- Objective
Copy the data below exactly, omitting any picture it contains.

[Data records]

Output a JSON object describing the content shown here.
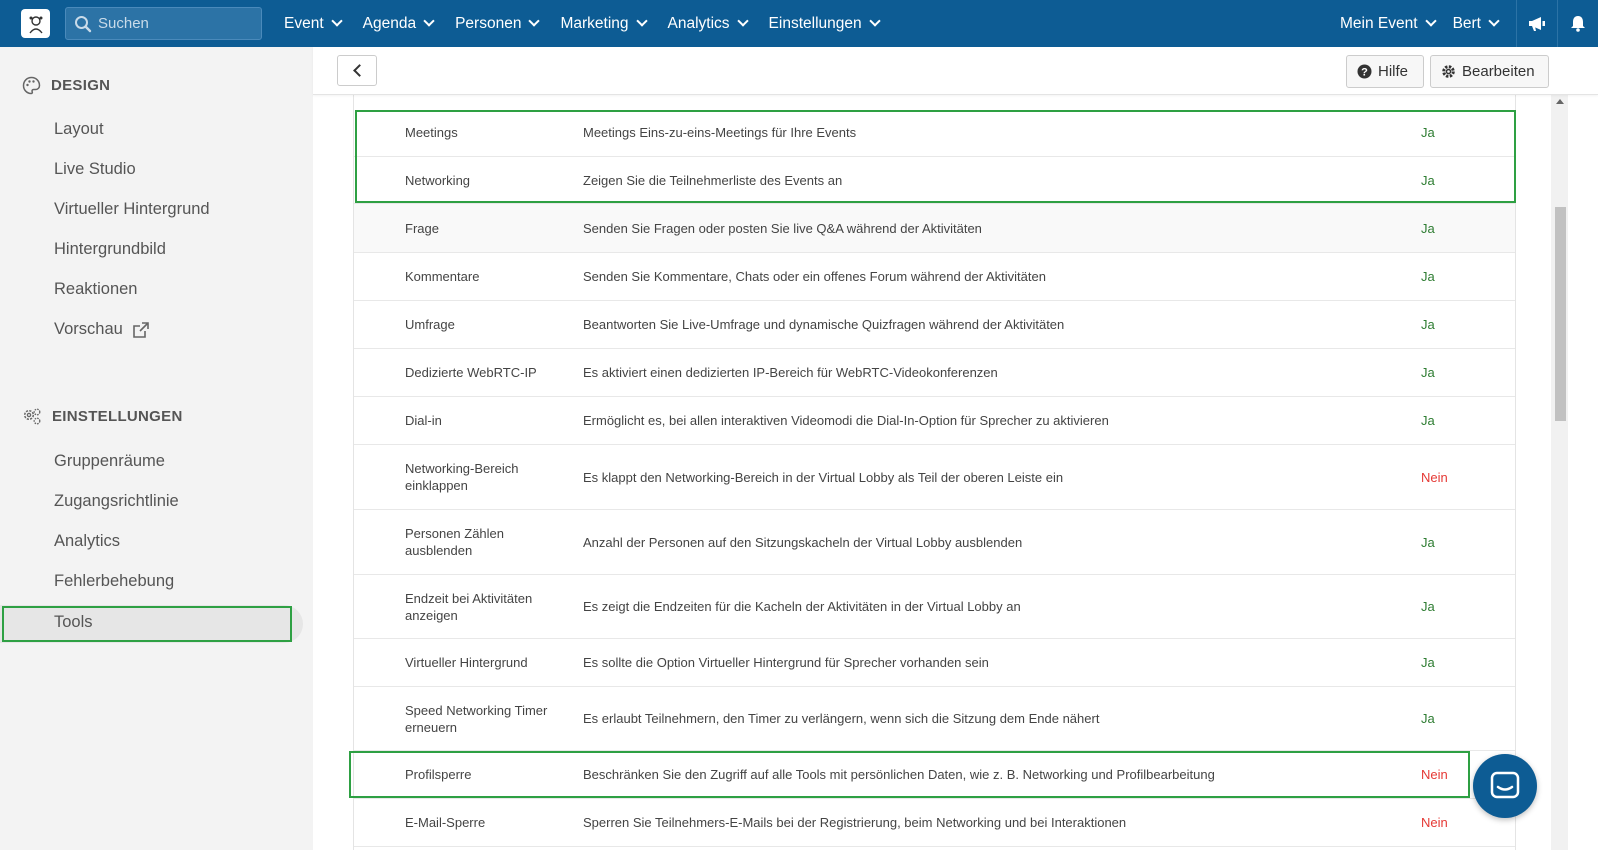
{
  "topbar": {
    "search_placeholder": "Suchen",
    "nav": [
      "Event",
      "Agenda",
      "Personen",
      "Marketing",
      "Analytics",
      "Einstellungen"
    ],
    "right": [
      "Mein Event",
      "Bert"
    ]
  },
  "sidebar": {
    "design_heading": "DESIGN",
    "design_items": [
      "Layout",
      "Live Studio",
      "Virtueller Hintergrund",
      "Hintergrundbild",
      "Reaktionen",
      "Vorschau"
    ],
    "settings_heading": "EINSTELLUNGEN",
    "settings_items": [
      "Gruppenräume",
      "Zugangsrichtlinie",
      "Analytics",
      "Fehlerbehebung",
      "Tools"
    ],
    "active_item": "Tools"
  },
  "toolbar": {
    "help_label": "Hilfe",
    "edit_label": "Bearbeiten"
  },
  "rows": [
    {
      "name": "Meetings",
      "desc": "Meetings Eins-zu-eins-Meetings für Ihre Events",
      "value": "Ja"
    },
    {
      "name": "Networking",
      "desc": "Zeigen Sie die Teilnehmerliste des Events an",
      "value": "Ja"
    },
    {
      "name": "Frage",
      "desc": "Senden Sie Fragen oder posten Sie live Q&A während der Aktivitäten",
      "value": "Ja"
    },
    {
      "name": "Kommentare",
      "desc": "Senden Sie Kommentare, Chats oder ein offenes Forum während der Aktivitäten",
      "value": "Ja"
    },
    {
      "name": "Umfrage",
      "desc": "Beantworten Sie Live-Umfrage und dynamische Quizfragen während der Aktivitäten",
      "value": "Ja"
    },
    {
      "name": "Dedizierte WebRTC-IP",
      "desc": "Es aktiviert einen dedizierten IP-Bereich für WebRTC-Videokonferenzen",
      "value": "Ja"
    },
    {
      "name": "Dial-in",
      "desc": "Ermöglicht es, bei allen interaktiven Videomodi die Dial-In-Option für Sprecher zu aktivieren",
      "value": "Ja"
    },
    {
      "name": "Networking-Bereich einklappen",
      "desc": "Es klappt den Networking-Bereich in der Virtual Lobby als Teil der oberen Leiste ein",
      "value": "Nein"
    },
    {
      "name": "Personen Zählen ausblenden",
      "desc": "Anzahl der Personen auf den Sitzungskacheln der Virtual Lobby ausblenden",
      "value": "Ja"
    },
    {
      "name": "Endzeit bei Aktivitäten anzeigen",
      "desc": "Es zeigt die Endzeiten für die Kacheln der Aktivitäten in der Virtual Lobby an",
      "value": "Ja"
    },
    {
      "name": "Virtueller Hintergrund",
      "desc": "Es sollte die Option Virtueller Hintergrund für Sprecher vorhanden sein",
      "value": "Ja"
    },
    {
      "name": "Speed Networking Timer erneuern",
      "desc": "Es erlaubt Teilnehmern, den Timer zu verlängern, wenn sich die Sitzung dem Ende nähert",
      "value": "Ja"
    },
    {
      "name": "Profilsperre",
      "desc": "Beschränken Sie den Zugriff auf alle Tools mit persönlichen Daten, wie z. B. Networking und Profilbearbeitung",
      "value": "Nein"
    },
    {
      "name": "E-Mail-Sperre",
      "desc": "Sperren Sie Teilnehmers-E-Mails bei der Registrierung, beim Networking und bei Interaktionen",
      "value": "Nein"
    }
  ],
  "colors": {
    "nav_bg": "#0d5c94",
    "ja": "#2e7d32",
    "nein": "#e53935",
    "highlight": "#2ea043"
  }
}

- Solution for this task
Output a JSON object describing the content shown here.
{
  "topbar": {
    "search_placeholder": "Suchen",
    "nav": [
      "Event",
      "Agenda",
      "Personen",
      "Marketing",
      "Analytics",
      "Einstellungen"
    ],
    "right": [
      "Mein Event",
      "Bert"
    ]
  },
  "sidebar": {
    "design_heading": "DESIGN",
    "design_items": [
      "Layout",
      "Live Studio",
      "Virtueller Hintergrund",
      "Hintergrundbild",
      "Reaktionen",
      "Vorschau"
    ],
    "settings_heading": "EINSTELLUNGEN",
    "settings_items": [
      "Gruppenräume",
      "Zugangsrichtlinie",
      "Analytics",
      "Fehlerbehebung",
      "Tools"
    ],
    "active_item": "Tools"
  },
  "toolbar": {
    "help_label": "Hilfe",
    "edit_label": "Bearbeiten"
  },
  "rows": [
    {
      "name": "Meetings",
      "desc": "Meetings Eins-zu-eins-Meetings für Ihre Events",
      "value": "Ja"
    },
    {
      "name": "Networking",
      "desc": "Zeigen Sie die Teilnehmerliste des Events an",
      "value": "Ja"
    },
    {
      "name": "Frage",
      "desc": "Senden Sie Fragen oder posten Sie live Q&A während der Aktivitäten",
      "value": "Ja"
    },
    {
      "name": "Kommentare",
      "desc": "Senden Sie Kommentare, Chats oder ein offenes Forum während der Aktivitäten",
      "value": "Ja"
    },
    {
      "name": "Umfrage",
      "desc": "Beantworten Sie Live-Umfrage und dynamische Quizfragen während der Aktivitäten",
      "value": "Ja"
    },
    {
      "name": "Dedizierte WebRTC-IP",
      "desc": "Es aktiviert einen dedizierten IP-Bereich für WebRTC-Videokonferenzen",
      "value": "Ja"
    },
    {
      "name": "Dial-in",
      "desc": "Ermöglicht es, bei allen interaktiven Videomodi die Dial-In-Option für Sprecher zu aktivieren",
      "value": "Ja"
    },
    {
      "name": "Networking-Bereich einklappen",
      "desc": "Es klappt den Networking-Bereich in der Virtual Lobby als Teil der oberen Leiste ein",
      "value": "Nein"
    },
    {
      "name": "Personen Zählen ausblenden",
      "desc": "Anzahl der Personen auf den Sitzungskacheln der Virtual Lobby ausblenden",
      "value": "Ja"
    },
    {
      "name": "Endzeit bei Aktivitäten anzeigen",
      "desc": "Es zeigt die Endzeiten für die Kacheln der Aktivitäten in der Virtual Lobby an",
      "value": "Ja"
    },
    {
      "name": "Virtueller Hintergrund",
      "desc": "Es sollte die Option Virtueller Hintergrund für Sprecher vorhanden sein",
      "value": "Ja"
    },
    {
      "name": "Speed Networking Timer erneuern",
      "desc": "Es erlaubt Teilnehmern, den Timer zu verlängern, wenn sich die Sitzung dem Ende nähert",
      "value": "Ja"
    },
    {
      "name": "Profilsperre",
      "desc": "Beschränken Sie den Zugriff auf alle Tools mit persönlichen Daten, wie z. B. Networking und Profilbearbeitung",
      "value": "Nein"
    },
    {
      "name": "E-Mail-Sperre",
      "desc": "Sperren Sie Teilnehmers-E-Mails bei der Registrierung, beim Networking und bei Interaktionen",
      "value": "Nein"
    }
  ],
  "colors": {
    "nav_bg": "#0d5c94",
    "ja": "#2e7d32",
    "nein": "#e53935",
    "highlight": "#2ea043"
  }
}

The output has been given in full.